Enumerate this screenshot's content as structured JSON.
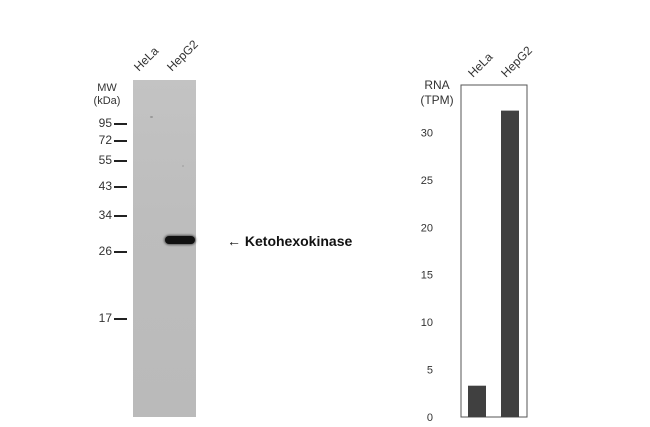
{
  "blot": {
    "lanes": [
      "HeLa",
      "HepG2"
    ],
    "mw_header_line1": "MW",
    "mw_header_line2": "(kDa)",
    "markers": [
      "95",
      "72",
      "55",
      "43",
      "34",
      "26",
      "17"
    ],
    "band_label": "Ketohexokinase",
    "arrow_glyph": "←"
  },
  "chart_data": {
    "type": "bar",
    "categories": [
      "HeLa",
      "HepG2"
    ],
    "values": [
      3.3,
      32.3
    ],
    "ylabel_line1": "RNA",
    "ylabel_line2": "(TPM)",
    "ylim": [
      0,
      35
    ],
    "yticks": [
      0,
      5,
      10,
      15,
      20,
      25,
      30
    ],
    "grid": false,
    "bar_color": "#404040"
  }
}
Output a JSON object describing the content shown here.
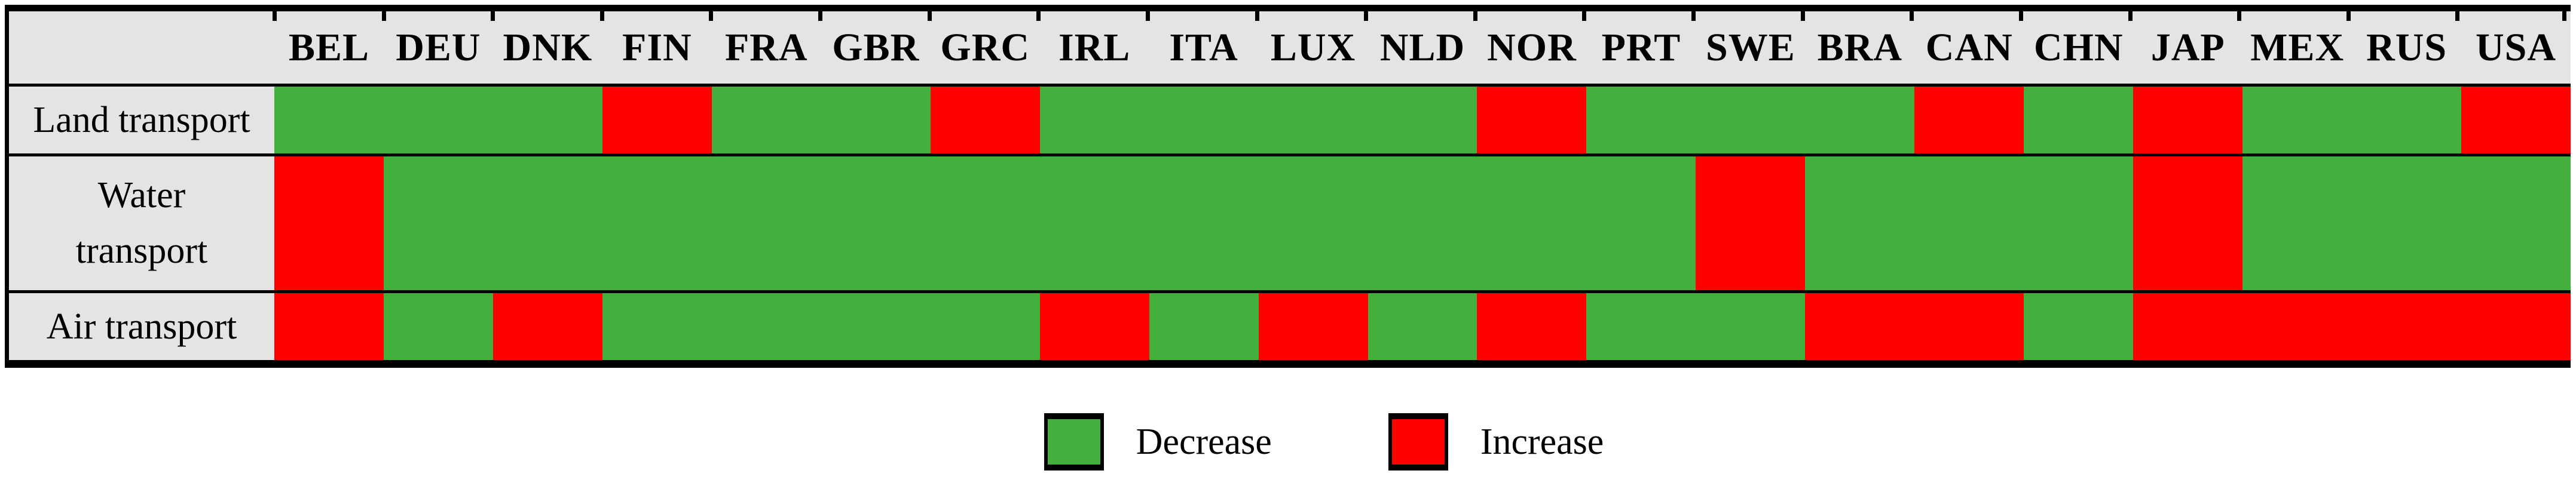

▸ REQUIRED WORK
In the copy, include all records verbatim but no images.

▸ FULL RESPONSE
Enumerate this screenshot's content as structured JSON.
{
  "blot": {
    "lanes": [
      "HeLa",
      "HepG2"
    ],
    "mw_header_line1": "MW",
    "mw_header_line2": "(kDa)",
    "markers": [
      "95",
      "72",
      "55",
      "43",
      "34",
      "26",
      "17"
    ],
    "band_label": "Ketohexokinase",
    "arrow_glyph": "←"
  },
  "chart_data": {
    "type": "bar",
    "categories": [
      "HeLa",
      "HepG2"
    ],
    "values": [
      3.3,
      32.3
    ],
    "ylabel_line1": "RNA",
    "ylabel_line2": "(TPM)",
    "ylim": [
      0,
      35
    ],
    "yticks": [
      0,
      5,
      10,
      15,
      20,
      25,
      30
    ],
    "grid": false,
    "bar_color": "#404040"
  }
}
Output a JSON object describing the content shown here.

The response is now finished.